### Problem to work on:
Print the entries below word for word; the pictures stay out of your copy.

### Material for this task:
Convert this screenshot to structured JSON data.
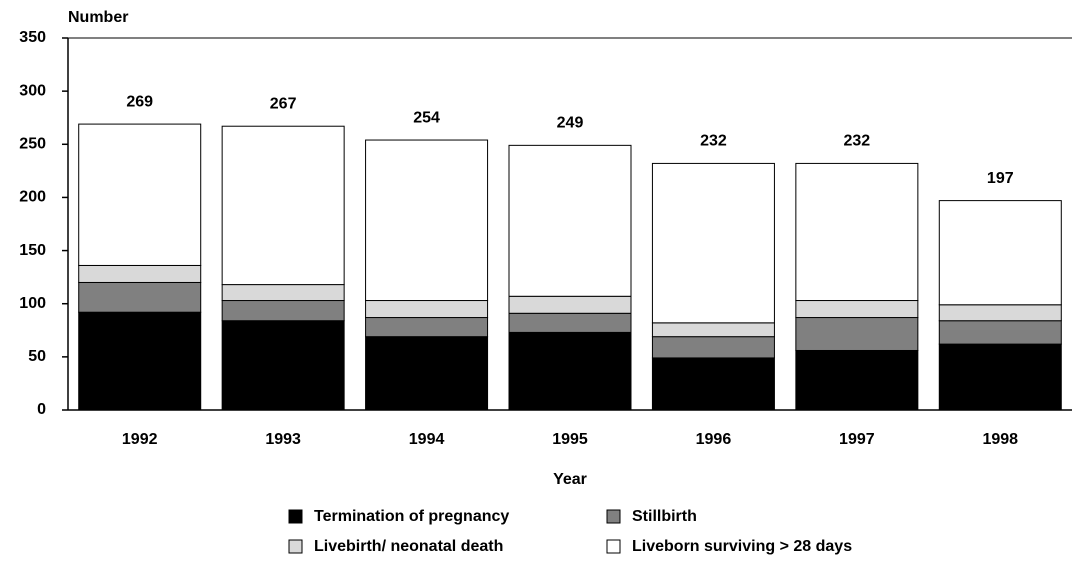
{
  "chart_data": {
    "type": "stacked_bar",
    "y_label": "Number",
    "x_label": "Year",
    "categories": [
      "1992",
      "1993",
      "1994",
      "1995",
      "1996",
      "1997",
      "1998"
    ],
    "series": [
      {
        "name": "Termination of pregnancy",
        "color": "#000000",
        "values": [
          92,
          84,
          69,
          73,
          49,
          56,
          62
        ]
      },
      {
        "name": "Stillbirth",
        "color": "#808080",
        "values": [
          28,
          19,
          18,
          18,
          20,
          31,
          22
        ]
      },
      {
        "name": "Livebirth/ neonatal death",
        "color": "#d9d9d9",
        "values": [
          16,
          15,
          16,
          16,
          13,
          16,
          15
        ]
      },
      {
        "name": "Liveborn surviving > 28 days",
        "color": "#ffffff",
        "values": [
          133,
          149,
          151,
          142,
          150,
          129,
          98
        ]
      }
    ],
    "total_labels": [
      269,
      267,
      254,
      249,
      232,
      232,
      197
    ],
    "ylim": [
      0,
      350
    ],
    "yticks": [
      0,
      50,
      100,
      150,
      200,
      250,
      300,
      350
    ]
  }
}
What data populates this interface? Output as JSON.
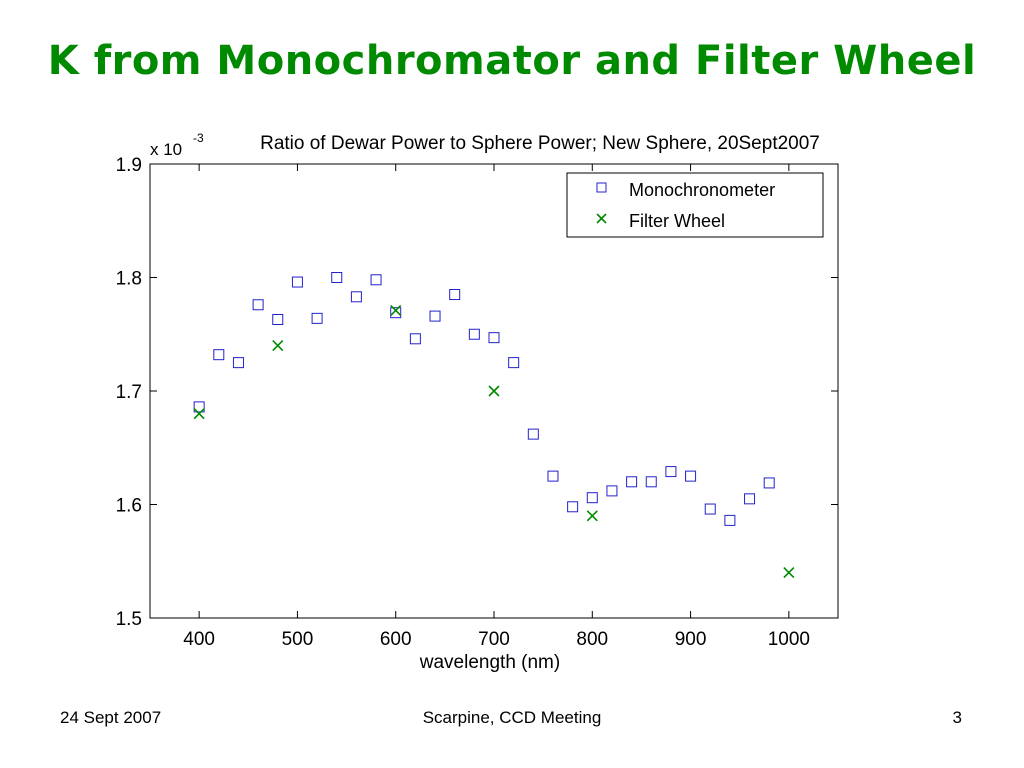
{
  "slide": {
    "title": "K from Monochromator and Filter Wheel",
    "footer_left": "24 Sept 2007",
    "footer_center": "Scarpine, CCD Meeting",
    "footer_right": "3"
  },
  "colors": {
    "title": "#008a00",
    "monochronometer": "#2222cc",
    "filter_wheel": "#008a00"
  },
  "chart_data": {
    "type": "scatter",
    "title": "Ratio of Dewar Power to Sphere Power; New Sphere, 20Sept2007",
    "xlabel": "wavelength (nm)",
    "ylabel": "",
    "y_multiplier": "x 10",
    "y_multiplier_exp": "-3",
    "xlim": [
      350,
      1050
    ],
    "ylim": [
      1.5,
      1.9
    ],
    "xticks": [
      400,
      500,
      600,
      700,
      800,
      900,
      1000
    ],
    "yticks": [
      1.5,
      1.6,
      1.7,
      1.8,
      1.9
    ],
    "xtick_labels": [
      "400",
      "500",
      "600",
      "700",
      "800",
      "900",
      "1000"
    ],
    "ytick_labels": [
      "1.5",
      "1.6",
      "1.7",
      "1.8",
      "1.9"
    ],
    "grid": false,
    "legend_position": "top-right",
    "series": [
      {
        "name": "Monochronometer",
        "marker": "square",
        "points": [
          [
            400,
            1.686
          ],
          [
            420,
            1.732
          ],
          [
            440,
            1.725
          ],
          [
            460,
            1.776
          ],
          [
            480,
            1.763
          ],
          [
            500,
            1.796
          ],
          [
            520,
            1.764
          ],
          [
            540,
            1.8
          ],
          [
            560,
            1.783
          ],
          [
            580,
            1.798
          ],
          [
            600,
            1.769
          ],
          [
            620,
            1.746
          ],
          [
            640,
            1.766
          ],
          [
            660,
            1.785
          ],
          [
            680,
            1.75
          ],
          [
            700,
            1.747
          ],
          [
            720,
            1.725
          ],
          [
            740,
            1.662
          ],
          [
            760,
            1.625
          ],
          [
            780,
            1.598
          ],
          [
            800,
            1.606
          ],
          [
            820,
            1.612
          ],
          [
            840,
            1.62
          ],
          [
            860,
            1.62
          ],
          [
            880,
            1.629
          ],
          [
            900,
            1.625
          ],
          [
            920,
            1.596
          ],
          [
            940,
            1.586
          ],
          [
            960,
            1.605
          ],
          [
            980,
            1.619
          ]
        ]
      },
      {
        "name": "Filter Wheel",
        "marker": "x",
        "points": [
          [
            400,
            1.68
          ],
          [
            480,
            1.74
          ],
          [
            600,
            1.771
          ],
          [
            700,
            1.7
          ],
          [
            800,
            1.59
          ],
          [
            1000,
            1.54
          ]
        ]
      }
    ]
  }
}
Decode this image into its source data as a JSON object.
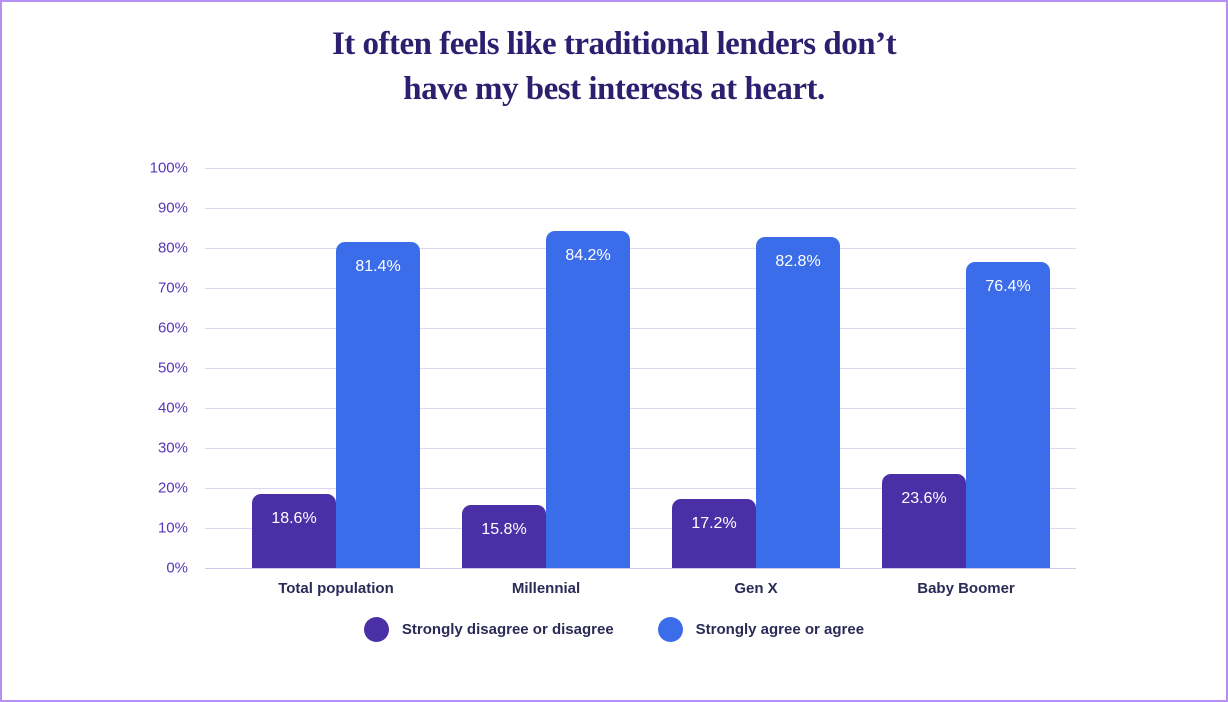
{
  "title": {
    "line1": "It often feels like traditional lenders don’t",
    "line2": "have my best interests at heart."
  },
  "colors": {
    "title_text": "#2d1f70",
    "axis_tick_text": "#5637b8",
    "category_text": "#2b2b58",
    "gridline": "#ddd7f3",
    "page_border": "#b58ff3",
    "bar_value_text": "#ffffff"
  },
  "chart_data": {
    "type": "bar",
    "title": "It often feels like traditional lenders don’t have my best interests at heart.",
    "categories": [
      "Total population",
      "Millennial",
      "Gen X",
      "Baby Boomer"
    ],
    "series": [
      {
        "name": "Strongly disagree or disagree",
        "color": "#4b2fa6",
        "values": [
          18.6,
          15.8,
          17.2,
          23.6
        ],
        "labels": [
          "18.6%",
          "15.8%",
          "17.2%",
          "23.6%"
        ]
      },
      {
        "name": "Strongly agree or agree",
        "color": "#3b6ce9",
        "values": [
          81.4,
          84.2,
          82.8,
          76.4
        ],
        "labels": [
          "81.4%",
          "84.2%",
          "82.8%",
          "76.4%"
        ]
      }
    ],
    "y_axis": {
      "min": 0,
      "max": 100,
      "step": 10,
      "tick_labels": [
        "0%",
        "10%",
        "20%",
        "30%",
        "40%",
        "50%",
        "60%",
        "70%",
        "80%",
        "90%",
        "100%"
      ]
    },
    "grid": true,
    "legend_position": "bottom"
  }
}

### Solution for this problem:
Convert this screenshot to structured JSON data.
{
  "chart_data": {
    "type": "stacked_bar",
    "y_label": "Number",
    "x_label": "Year",
    "categories": [
      "1992",
      "1993",
      "1994",
      "1995",
      "1996",
      "1997",
      "1998"
    ],
    "series": [
      {
        "name": "Termination of pregnancy",
        "color": "#000000",
        "values": [
          92,
          84,
          69,
          73,
          49,
          56,
          62
        ]
      },
      {
        "name": "Stillbirth",
        "color": "#808080",
        "values": [
          28,
          19,
          18,
          18,
          20,
          31,
          22
        ]
      },
      {
        "name": "Livebirth/ neonatal death",
        "color": "#d9d9d9",
        "values": [
          16,
          15,
          16,
          16,
          13,
          16,
          15
        ]
      },
      {
        "name": "Liveborn surviving > 28 days",
        "color": "#ffffff",
        "values": [
          133,
          149,
          151,
          142,
          150,
          129,
          98
        ]
      }
    ],
    "total_labels": [
      269,
      267,
      254,
      249,
      232,
      232,
      197
    ],
    "ylim": [
      0,
      350
    ],
    "yticks": [
      0,
      50,
      100,
      150,
      200,
      250,
      300,
      350
    ]
  }
}
What data populates this interface? Output as JSON.
{
  "slide": {
    "title": "K from Monochromator and Filter Wheel",
    "footer_left": "24 Sept 2007",
    "footer_center": "Scarpine, CCD Meeting",
    "footer_right": "3"
  },
  "colors": {
    "title": "#008a00",
    "monochronometer": "#2222cc",
    "filter_wheel": "#008a00"
  },
  "chart_data": {
    "type": "scatter",
    "title": "Ratio of Dewar Power to Sphere Power; New Sphere, 20Sept2007",
    "xlabel": "wavelength (nm)",
    "ylabel": "",
    "y_multiplier": "x 10",
    "y_multiplier_exp": "-3",
    "xlim": [
      350,
      1050
    ],
    "ylim": [
      1.5,
      1.9
    ],
    "xticks": [
      400,
      500,
      600,
      700,
      800,
      900,
      1000
    ],
    "yticks": [
      1.5,
      1.6,
      1.7,
      1.8,
      1.9
    ],
    "xtick_labels": [
      "400",
      "500",
      "600",
      "700",
      "800",
      "900",
      "1000"
    ],
    "ytick_labels": [
      "1.5",
      "1.6",
      "1.7",
      "1.8",
      "1.9"
    ],
    "grid": false,
    "legend_position": "top-right",
    "series": [
      {
        "name": "Monochronometer",
        "marker": "square",
        "points": [
          [
            400,
            1.686
          ],
          [
            420,
            1.732
          ],
          [
            440,
            1.725
          ],
          [
            460,
            1.776
          ],
          [
            480,
            1.763
          ],
          [
            500,
            1.796
          ],
          [
            520,
            1.764
          ],
          [
            540,
            1.8
          ],
          [
            560,
            1.783
          ],
          [
            580,
            1.798
          ],
          [
            600,
            1.769
          ],
          [
            620,
            1.746
          ],
          [
            640,
            1.766
          ],
          [
            660,
            1.785
          ],
          [
            680,
            1.75
          ],
          [
            700,
            1.747
          ],
          [
            720,
            1.725
          ],
          [
            740,
            1.662
          ],
          [
            760,
            1.625
          ],
          [
            780,
            1.598
          ],
          [
            800,
            1.606
          ],
          [
            820,
            1.612
          ],
          [
            840,
            1.62
          ],
          [
            860,
            1.62
          ],
          [
            880,
            1.629
          ],
          [
            900,
            1.625
          ],
          [
            920,
            1.596
          ],
          [
            940,
            1.586
          ],
          [
            960,
            1.605
          ],
          [
            980,
            1.619
          ]
        ]
      },
      {
        "name": "Filter Wheel",
        "marker": "x",
        "points": [
          [
            400,
            1.68
          ],
          [
            480,
            1.74
          ],
          [
            600,
            1.771
          ],
          [
            700,
            1.7
          ],
          [
            800,
            1.59
          ],
          [
            1000,
            1.54
          ]
        ]
      }
    ]
  }
}
Decode this image into its source data as a JSON object.
{
  "title": {
    "line1": "It often feels like traditional lenders don’t",
    "line2": "have my best interests at heart."
  },
  "colors": {
    "title_text": "#2d1f70",
    "axis_tick_text": "#5637b8",
    "category_text": "#2b2b58",
    "gridline": "#ddd7f3",
    "page_border": "#b58ff3",
    "bar_value_text": "#ffffff"
  },
  "chart_data": {
    "type": "bar",
    "title": "It often feels like traditional lenders don’t have my best interests at heart.",
    "categories": [
      "Total population",
      "Millennial",
      "Gen X",
      "Baby Boomer"
    ],
    "series": [
      {
        "name": "Strongly disagree or disagree",
        "color": "#4b2fa6",
        "values": [
          18.6,
          15.8,
          17.2,
          23.6
        ],
        "labels": [
          "18.6%",
          "15.8%",
          "17.2%",
          "23.6%"
        ]
      },
      {
        "name": "Strongly agree or agree",
        "color": "#3b6ce9",
        "values": [
          81.4,
          84.2,
          82.8,
          76.4
        ],
        "labels": [
          "81.4%",
          "84.2%",
          "82.8%",
          "76.4%"
        ]
      }
    ],
    "y_axis": {
      "min": 0,
      "max": 100,
      "step": 10,
      "tick_labels": [
        "0%",
        "10%",
        "20%",
        "30%",
        "40%",
        "50%",
        "60%",
        "70%",
        "80%",
        "90%",
        "100%"
      ]
    },
    "grid": true,
    "legend_position": "bottom"
  }
}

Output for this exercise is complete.